- Problem requirements -
Copy the data that follows exactly. Include no pictures.
Start of Data provided
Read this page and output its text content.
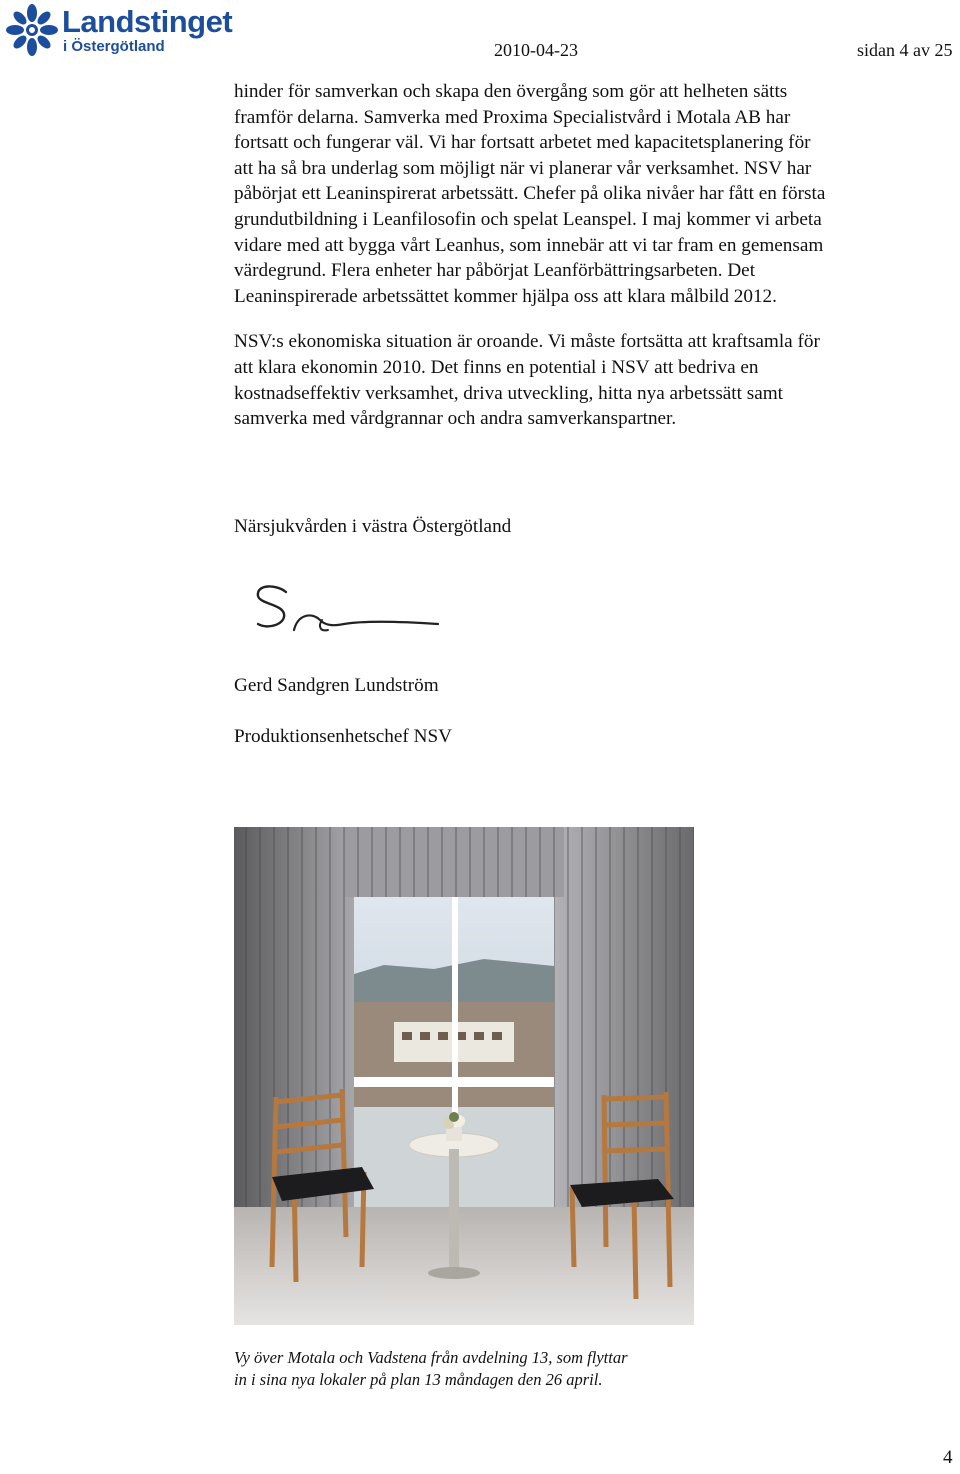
Landstinget
i Östergötland	2010-04-23	sidan 4 av 25

hinder för samverkan och skapa den övergång som gör att helheten sätts
framför delarna. Samverka med Proxima Specialistvård i Motala AB har
fortsatt och fungerar väl. Vi har fortsatt arbetet med kapacitetsplanering för
att ha så bra underlag som möjligt när vi planerar vår verksamhet. NSV har
påbörjat ett Leaninspirerat arbetssätt. Chefer på olika nivåer har fått en första
grundutbildning i Leanfilosofin och spelat Leanspel. I maj kommer vi arbeta
vidare med att bygga vårt Leanhus, som innebär att vi tar fram en gemensam
värdegrund. Flera enheter har påbörjat Leanförbättringsarbeten. Det
Leaninspirerade arbetssättet kommer hjälpa oss att klara målbild 2012.

NSV:s ekonomiska situation är oroande. Vi måste fortsätta att kraftsamla för
att klara ekonomin 2010. Det finns en potential i NSV att bedriva en
kostnadseffektiv verksamhet, driva utveckling, hitta nya arbetssätt samt
samverka med vårdgrannar och andra samverkanspartner.

Närsjukvården i västra Östergötland
Gerd Sandgren Lundström
Produktionsenhetschef NSV
Vy över Motala och Vadstena från avdelning 13, som flyttar
in i sina nya lokaler på plan 13 måndagen den 26 april.
4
End of Data provided
- Solution to this problem -
Read this page and output its text content.
Landstinget
i Östergötland	2010-04-23	sidan 4 av 25

hinder för samverkan och skapa den övergång som gör att helheten sätts
framför delarna. Samverka med Proxima Specialistvård i Motala AB har
fortsatt och fungerar väl. Vi har fortsatt arbetet med kapacitetsplanering för
att ha så bra underlag som möjligt när vi planerar vår verksamhet. NSV har
påbörjat ett Leaninspirerat arbetssätt. Chefer på olika nivåer har fått en första
grundutbildning i Leanfilosofin och spelat Leanspel. I maj kommer vi arbeta
vidare med att bygga vårt Leanhus, som innebär att vi tar fram en gemensam
värdegrund. Flera enheter har påbörjat Leanförbättringsarbeten. Det
Leaninspirerade arbetssättet kommer hjälpa oss att klara målbild 2012.

NSV:s ekonomiska situation är oroande. Vi måste fortsätta att kraftsamla för
att klara ekonomin 2010. Det finns en potential i NSV att bedriva en
kostnadseffektiv verksamhet, driva utveckling, hitta nya arbetssätt samt
samverka med vårdgrannar och andra samverkanspartner.

Närsjukvården i västra Östergötland
Gerd Sandgren Lundström
Produktionsenhetschef NSV
Vy över Motala och Vadstena från avdelning 13, som flyttar
in i sina nya lokaler på plan 13 måndagen den 26 april.
4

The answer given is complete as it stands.